Supplied information>
○ ○ ○ ○ ○ ○ ○

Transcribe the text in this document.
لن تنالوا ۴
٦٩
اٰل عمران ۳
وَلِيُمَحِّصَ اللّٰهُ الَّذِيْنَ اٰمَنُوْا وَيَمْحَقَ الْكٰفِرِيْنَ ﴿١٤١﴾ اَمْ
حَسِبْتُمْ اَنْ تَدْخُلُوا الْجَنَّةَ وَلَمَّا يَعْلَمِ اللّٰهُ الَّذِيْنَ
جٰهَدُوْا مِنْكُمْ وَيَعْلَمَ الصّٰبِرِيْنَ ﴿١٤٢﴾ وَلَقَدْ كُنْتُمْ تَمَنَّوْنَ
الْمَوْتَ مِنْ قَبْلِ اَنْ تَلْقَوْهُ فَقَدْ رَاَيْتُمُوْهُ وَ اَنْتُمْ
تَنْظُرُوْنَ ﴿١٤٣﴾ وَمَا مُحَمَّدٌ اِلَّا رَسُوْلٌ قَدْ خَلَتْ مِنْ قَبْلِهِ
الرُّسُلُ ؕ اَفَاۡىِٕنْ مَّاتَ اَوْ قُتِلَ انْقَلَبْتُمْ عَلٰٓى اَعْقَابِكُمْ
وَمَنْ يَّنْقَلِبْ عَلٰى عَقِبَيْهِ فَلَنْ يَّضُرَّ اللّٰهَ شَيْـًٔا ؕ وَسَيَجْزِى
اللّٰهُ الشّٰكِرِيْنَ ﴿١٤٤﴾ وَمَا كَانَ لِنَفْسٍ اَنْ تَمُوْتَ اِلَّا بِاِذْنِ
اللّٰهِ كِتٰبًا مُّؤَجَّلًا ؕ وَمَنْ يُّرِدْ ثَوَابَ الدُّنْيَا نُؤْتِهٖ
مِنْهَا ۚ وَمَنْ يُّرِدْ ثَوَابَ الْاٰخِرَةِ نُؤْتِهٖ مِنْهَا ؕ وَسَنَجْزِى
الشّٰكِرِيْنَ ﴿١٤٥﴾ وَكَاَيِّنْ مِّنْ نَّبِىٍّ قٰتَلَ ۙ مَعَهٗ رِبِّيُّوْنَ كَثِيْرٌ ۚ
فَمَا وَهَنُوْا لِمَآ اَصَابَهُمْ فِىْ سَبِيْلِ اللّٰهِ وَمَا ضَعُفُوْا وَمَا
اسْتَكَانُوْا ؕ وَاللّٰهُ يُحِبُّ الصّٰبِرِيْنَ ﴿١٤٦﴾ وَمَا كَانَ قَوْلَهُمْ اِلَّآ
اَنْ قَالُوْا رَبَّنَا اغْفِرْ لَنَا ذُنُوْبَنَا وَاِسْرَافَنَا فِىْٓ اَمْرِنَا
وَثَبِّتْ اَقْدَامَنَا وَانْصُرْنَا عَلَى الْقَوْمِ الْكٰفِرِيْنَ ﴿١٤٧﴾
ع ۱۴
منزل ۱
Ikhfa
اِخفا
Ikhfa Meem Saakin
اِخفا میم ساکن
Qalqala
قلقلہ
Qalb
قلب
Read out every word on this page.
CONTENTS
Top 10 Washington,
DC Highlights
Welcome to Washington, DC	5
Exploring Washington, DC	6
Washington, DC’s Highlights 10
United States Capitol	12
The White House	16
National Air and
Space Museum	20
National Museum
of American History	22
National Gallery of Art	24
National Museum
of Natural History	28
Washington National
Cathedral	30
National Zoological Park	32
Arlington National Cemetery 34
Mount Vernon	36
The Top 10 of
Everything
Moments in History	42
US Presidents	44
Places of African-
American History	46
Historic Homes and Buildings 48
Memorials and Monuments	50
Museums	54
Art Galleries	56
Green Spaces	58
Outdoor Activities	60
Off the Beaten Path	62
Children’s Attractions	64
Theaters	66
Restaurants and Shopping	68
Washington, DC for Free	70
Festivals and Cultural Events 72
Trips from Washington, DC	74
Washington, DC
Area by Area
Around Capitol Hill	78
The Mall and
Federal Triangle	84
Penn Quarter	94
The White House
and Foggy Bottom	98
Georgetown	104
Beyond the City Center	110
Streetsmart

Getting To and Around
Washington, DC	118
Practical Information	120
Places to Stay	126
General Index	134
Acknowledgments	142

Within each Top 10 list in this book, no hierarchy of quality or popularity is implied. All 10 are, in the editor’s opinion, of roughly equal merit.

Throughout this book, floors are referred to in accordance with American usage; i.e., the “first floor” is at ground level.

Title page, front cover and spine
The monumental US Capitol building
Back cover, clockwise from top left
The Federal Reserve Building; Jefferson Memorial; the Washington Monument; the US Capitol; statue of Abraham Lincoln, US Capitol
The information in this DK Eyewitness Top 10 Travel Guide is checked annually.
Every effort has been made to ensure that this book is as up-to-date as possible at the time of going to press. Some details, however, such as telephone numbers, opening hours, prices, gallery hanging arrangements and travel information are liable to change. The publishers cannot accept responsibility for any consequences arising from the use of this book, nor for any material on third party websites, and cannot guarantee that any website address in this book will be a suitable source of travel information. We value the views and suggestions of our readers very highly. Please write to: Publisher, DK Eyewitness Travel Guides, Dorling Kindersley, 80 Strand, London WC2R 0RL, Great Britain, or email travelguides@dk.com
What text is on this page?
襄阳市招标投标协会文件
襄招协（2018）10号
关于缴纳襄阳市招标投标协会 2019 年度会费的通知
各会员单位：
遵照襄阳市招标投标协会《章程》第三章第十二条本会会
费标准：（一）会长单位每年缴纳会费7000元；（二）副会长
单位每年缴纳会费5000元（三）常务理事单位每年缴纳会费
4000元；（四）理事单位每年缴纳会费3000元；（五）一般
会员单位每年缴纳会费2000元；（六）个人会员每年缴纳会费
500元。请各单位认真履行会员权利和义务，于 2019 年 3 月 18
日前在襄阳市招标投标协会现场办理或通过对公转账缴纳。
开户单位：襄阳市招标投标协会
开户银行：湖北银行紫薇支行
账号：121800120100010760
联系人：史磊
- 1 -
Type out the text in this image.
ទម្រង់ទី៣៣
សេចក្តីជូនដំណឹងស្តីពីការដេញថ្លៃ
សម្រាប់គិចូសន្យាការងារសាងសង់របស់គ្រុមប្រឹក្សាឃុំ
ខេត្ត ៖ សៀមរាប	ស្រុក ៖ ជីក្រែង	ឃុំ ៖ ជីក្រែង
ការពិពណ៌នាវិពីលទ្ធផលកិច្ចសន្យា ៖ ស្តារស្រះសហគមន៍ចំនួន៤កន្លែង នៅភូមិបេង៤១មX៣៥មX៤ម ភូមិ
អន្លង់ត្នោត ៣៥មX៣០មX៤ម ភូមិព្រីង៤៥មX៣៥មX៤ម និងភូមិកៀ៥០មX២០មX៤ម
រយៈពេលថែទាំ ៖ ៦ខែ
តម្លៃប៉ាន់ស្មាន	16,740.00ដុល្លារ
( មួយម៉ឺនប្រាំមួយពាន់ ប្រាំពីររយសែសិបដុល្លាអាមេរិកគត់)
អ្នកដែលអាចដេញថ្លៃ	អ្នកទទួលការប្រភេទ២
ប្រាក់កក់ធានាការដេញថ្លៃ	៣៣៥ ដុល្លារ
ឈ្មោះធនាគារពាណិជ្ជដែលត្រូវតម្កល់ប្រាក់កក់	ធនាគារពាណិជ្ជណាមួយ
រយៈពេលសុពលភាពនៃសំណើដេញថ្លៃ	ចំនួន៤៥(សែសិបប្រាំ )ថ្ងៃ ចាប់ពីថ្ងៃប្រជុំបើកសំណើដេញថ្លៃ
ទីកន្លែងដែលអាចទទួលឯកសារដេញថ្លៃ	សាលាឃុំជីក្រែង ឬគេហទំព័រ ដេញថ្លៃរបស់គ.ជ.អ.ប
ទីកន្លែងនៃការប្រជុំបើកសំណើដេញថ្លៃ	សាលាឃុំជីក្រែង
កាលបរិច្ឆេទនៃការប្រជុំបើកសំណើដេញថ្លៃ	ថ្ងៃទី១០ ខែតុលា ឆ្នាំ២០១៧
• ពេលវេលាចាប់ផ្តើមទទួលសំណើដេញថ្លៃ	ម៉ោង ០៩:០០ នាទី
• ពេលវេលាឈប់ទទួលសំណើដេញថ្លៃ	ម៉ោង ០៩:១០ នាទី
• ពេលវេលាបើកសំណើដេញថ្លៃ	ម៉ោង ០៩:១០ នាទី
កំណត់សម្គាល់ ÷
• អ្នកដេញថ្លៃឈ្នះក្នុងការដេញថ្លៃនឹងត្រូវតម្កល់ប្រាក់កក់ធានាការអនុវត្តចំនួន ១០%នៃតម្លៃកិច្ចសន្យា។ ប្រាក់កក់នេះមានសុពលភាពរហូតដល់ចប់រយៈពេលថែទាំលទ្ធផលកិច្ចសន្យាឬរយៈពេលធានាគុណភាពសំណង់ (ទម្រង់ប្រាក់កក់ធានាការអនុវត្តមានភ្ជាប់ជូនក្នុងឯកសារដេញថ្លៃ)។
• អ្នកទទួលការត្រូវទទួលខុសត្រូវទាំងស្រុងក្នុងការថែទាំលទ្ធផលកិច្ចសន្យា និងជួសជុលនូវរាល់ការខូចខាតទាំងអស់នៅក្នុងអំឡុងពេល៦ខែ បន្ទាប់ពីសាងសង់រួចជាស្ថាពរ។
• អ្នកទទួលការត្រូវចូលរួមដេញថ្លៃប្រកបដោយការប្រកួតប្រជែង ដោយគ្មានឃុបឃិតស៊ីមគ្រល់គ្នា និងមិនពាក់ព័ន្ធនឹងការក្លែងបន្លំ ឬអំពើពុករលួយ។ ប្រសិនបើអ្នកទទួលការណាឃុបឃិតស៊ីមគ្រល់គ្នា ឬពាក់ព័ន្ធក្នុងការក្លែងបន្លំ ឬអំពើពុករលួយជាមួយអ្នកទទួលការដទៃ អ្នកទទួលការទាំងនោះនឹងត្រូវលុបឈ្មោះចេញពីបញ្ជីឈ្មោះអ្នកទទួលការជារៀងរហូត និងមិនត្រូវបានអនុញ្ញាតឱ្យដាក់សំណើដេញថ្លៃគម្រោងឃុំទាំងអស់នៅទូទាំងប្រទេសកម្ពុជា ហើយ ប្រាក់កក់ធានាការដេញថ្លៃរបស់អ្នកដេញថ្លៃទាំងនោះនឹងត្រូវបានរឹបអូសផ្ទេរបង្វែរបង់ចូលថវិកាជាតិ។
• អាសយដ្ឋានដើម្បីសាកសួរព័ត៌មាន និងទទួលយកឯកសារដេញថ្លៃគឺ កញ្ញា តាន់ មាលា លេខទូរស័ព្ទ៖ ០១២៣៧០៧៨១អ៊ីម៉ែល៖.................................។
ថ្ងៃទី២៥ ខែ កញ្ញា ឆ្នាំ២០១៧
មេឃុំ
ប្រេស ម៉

○ ○ ○ ○ ○ ○ ○

Go through the data and gather every line that holds "National".

Correct answer>
National Air and
National Museum
National Gallery of Art	24
National Museum
Washington National
National Zoological Park	32
Arlington National Cemetery 34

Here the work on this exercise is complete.